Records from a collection
— START —

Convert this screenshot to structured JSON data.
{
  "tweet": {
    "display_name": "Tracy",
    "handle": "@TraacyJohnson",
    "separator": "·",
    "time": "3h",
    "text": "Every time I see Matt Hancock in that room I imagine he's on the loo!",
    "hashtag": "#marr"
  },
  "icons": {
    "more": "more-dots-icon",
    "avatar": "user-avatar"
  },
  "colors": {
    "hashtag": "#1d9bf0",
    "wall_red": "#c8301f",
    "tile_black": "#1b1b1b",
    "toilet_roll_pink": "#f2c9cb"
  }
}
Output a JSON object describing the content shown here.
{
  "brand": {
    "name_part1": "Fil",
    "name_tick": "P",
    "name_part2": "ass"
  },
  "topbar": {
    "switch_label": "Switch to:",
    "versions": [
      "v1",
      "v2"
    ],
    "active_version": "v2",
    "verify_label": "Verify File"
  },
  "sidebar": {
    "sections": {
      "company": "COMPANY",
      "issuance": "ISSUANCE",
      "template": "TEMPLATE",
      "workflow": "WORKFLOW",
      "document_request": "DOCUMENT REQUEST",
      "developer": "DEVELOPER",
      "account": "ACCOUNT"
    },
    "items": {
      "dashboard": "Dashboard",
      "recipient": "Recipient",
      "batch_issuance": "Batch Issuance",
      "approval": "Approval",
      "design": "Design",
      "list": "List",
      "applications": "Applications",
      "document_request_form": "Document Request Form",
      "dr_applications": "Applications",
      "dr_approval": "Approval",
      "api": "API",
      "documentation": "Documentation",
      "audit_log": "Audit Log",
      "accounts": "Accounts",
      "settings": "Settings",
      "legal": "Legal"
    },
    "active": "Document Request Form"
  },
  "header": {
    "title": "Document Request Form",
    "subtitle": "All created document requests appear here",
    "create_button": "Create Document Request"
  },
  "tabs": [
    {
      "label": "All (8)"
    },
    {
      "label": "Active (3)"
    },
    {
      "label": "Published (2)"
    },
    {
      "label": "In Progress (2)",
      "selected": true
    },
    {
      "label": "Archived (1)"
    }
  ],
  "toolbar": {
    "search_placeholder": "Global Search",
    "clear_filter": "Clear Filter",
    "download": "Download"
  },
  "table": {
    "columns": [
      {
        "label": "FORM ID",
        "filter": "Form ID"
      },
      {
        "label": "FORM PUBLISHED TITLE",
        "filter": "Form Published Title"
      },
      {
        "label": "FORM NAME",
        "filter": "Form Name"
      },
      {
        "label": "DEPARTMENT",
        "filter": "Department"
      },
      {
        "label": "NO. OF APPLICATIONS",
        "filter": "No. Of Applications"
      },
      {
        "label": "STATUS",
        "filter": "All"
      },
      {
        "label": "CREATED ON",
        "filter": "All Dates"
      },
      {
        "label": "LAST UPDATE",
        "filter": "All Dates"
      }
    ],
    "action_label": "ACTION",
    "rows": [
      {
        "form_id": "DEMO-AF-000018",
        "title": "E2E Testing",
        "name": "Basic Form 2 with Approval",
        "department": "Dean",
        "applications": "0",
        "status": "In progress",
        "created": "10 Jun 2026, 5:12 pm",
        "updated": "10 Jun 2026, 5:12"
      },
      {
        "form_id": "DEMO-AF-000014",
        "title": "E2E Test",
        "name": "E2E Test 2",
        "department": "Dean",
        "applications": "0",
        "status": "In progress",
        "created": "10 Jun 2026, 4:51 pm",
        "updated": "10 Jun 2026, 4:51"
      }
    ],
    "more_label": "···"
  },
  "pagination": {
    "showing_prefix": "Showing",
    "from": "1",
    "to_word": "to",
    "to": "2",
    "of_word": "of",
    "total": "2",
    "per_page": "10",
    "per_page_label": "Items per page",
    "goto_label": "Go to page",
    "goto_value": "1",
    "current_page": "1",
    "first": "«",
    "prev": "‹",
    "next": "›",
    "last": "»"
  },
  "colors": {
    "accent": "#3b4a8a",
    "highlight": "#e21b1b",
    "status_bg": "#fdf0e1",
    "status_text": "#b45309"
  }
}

— END —

## GIVEN EXERCISE
Take the data above and return it exactly.

## RESULT OF THE EXERCISE
Convert this screenshot to structured JSON data.
{
  "tweet": {
    "display_name": "Tracy",
    "handle": "@TraacyJohnson",
    "separator": "·",
    "time": "3h",
    "text": "Every time I see Matt Hancock in that room I imagine he's on the loo!",
    "hashtag": "#marr"
  },
  "icons": {
    "more": "more-dots-icon",
    "avatar": "user-avatar"
  },
  "colors": {
    "hashtag": "#1d9bf0",
    "wall_red": "#c8301f",
    "tile_black": "#1b1b1b",
    "toilet_roll_pink": "#f2c9cb"
  }
}
Output a JSON object describing the content shown here.
{
  "brand": {
    "name_part1": "Fil",
    "name_tick": "P",
    "name_part2": "ass"
  },
  "topbar": {
    "switch_label": "Switch to:",
    "versions": [
      "v1",
      "v2"
    ],
    "active_version": "v2",
    "verify_label": "Verify File"
  },
  "sidebar": {
    "sections": {
      "company": "COMPANY",
      "issuance": "ISSUANCE",
      "template": "TEMPLATE",
      "workflow": "WORKFLOW",
      "document_request": "DOCUMENT REQUEST",
      "developer": "DEVELOPER",
      "account": "ACCOUNT"
    },
    "items": {
      "dashboard": "Dashboard",
      "recipient": "Recipient",
      "batch_issuance": "Batch Issuance",
      "approval": "Approval",
      "design": "Design",
      "list": "List",
      "applications": "Applications",
      "document_request_form": "Document Request Form",
      "dr_applications": "Applications",
      "dr_approval": "Approval",
      "api": "API",
      "documentation": "Documentation",
      "audit_log": "Audit Log",
      "accounts": "Accounts",
      "settings": "Settings",
      "legal": "Legal"
    },
    "active": "Document Request Form"
  },
  "header": {
    "title": "Document Request Form",
    "subtitle": "All created document requests appear here",
    "create_button": "Create Document Request"
  },
  "tabs": [
    {
      "label": "All (8)"
    },
    {
      "label": "Active (3)"
    },
    {
      "label": "Published (2)"
    },
    {
      "label": "In Progress (2)",
      "selected": true
    },
    {
      "label": "Archived (1)"
    }
  ],
  "toolbar": {
    "search_placeholder": "Global Search",
    "clear_filter": "Clear Filter",
    "download": "Download"
  },
  "table": {
    "columns": [
      {
        "label": "FORM ID",
        "filter": "Form ID"
      },
      {
        "label": "FORM PUBLISHED TITLE",
        "filter": "Form Published Title"
      },
      {
        "label": "FORM NAME",
        "filter": "Form Name"
      },
      {
        "label": "DEPARTMENT",
        "filter": "Department"
      },
      {
        "label": "NO. OF APPLICATIONS",
        "filter": "No. Of Applications"
      },
      {
        "label": "STATUS",
        "filter": "All"
      },
      {
        "label": "CREATED ON",
        "filter": "All Dates"
      },
      {
        "label": "LAST UPDATE",
        "filter": "All Dates"
      }
    ],
    "action_label": "ACTION",
    "rows": [
      {
        "form_id": "DEMO-AF-000018",
        "title": "E2E Testing",
        "name": "Basic Form 2 with Approval",
        "department": "Dean",
        "applications": "0",
        "status": "In progress",
        "created": "10 Jun 2026, 5:12 pm",
        "updated": "10 Jun 2026, 5:12"
      },
      {
        "form_id": "DEMO-AF-000014",
        "title": "E2E Test",
        "name": "E2E Test 2",
        "department": "Dean",
        "applications": "0",
        "status": "In progress",
        "created": "10 Jun 2026, 4:51 pm",
        "updated": "10 Jun 2026, 4:51"
      }
    ],
    "more_label": "···"
  },
  "pagination": {
    "showing_prefix": "Showing",
    "from": "1",
    "to_word": "to",
    "to": "2",
    "of_word": "of",
    "total": "2",
    "per_page": "10",
    "per_page_label": "Items per page",
    "goto_label": "Go to page",
    "goto_value": "1",
    "current_page": "1",
    "first": "«",
    "prev": "‹",
    "next": "›",
    "last": "»"
  },
  "colors": {
    "accent": "#3b4a8a",
    "highlight": "#e21b1b",
    "status_bg": "#fdf0e1",
    "status_text": "#b45309"
  }
}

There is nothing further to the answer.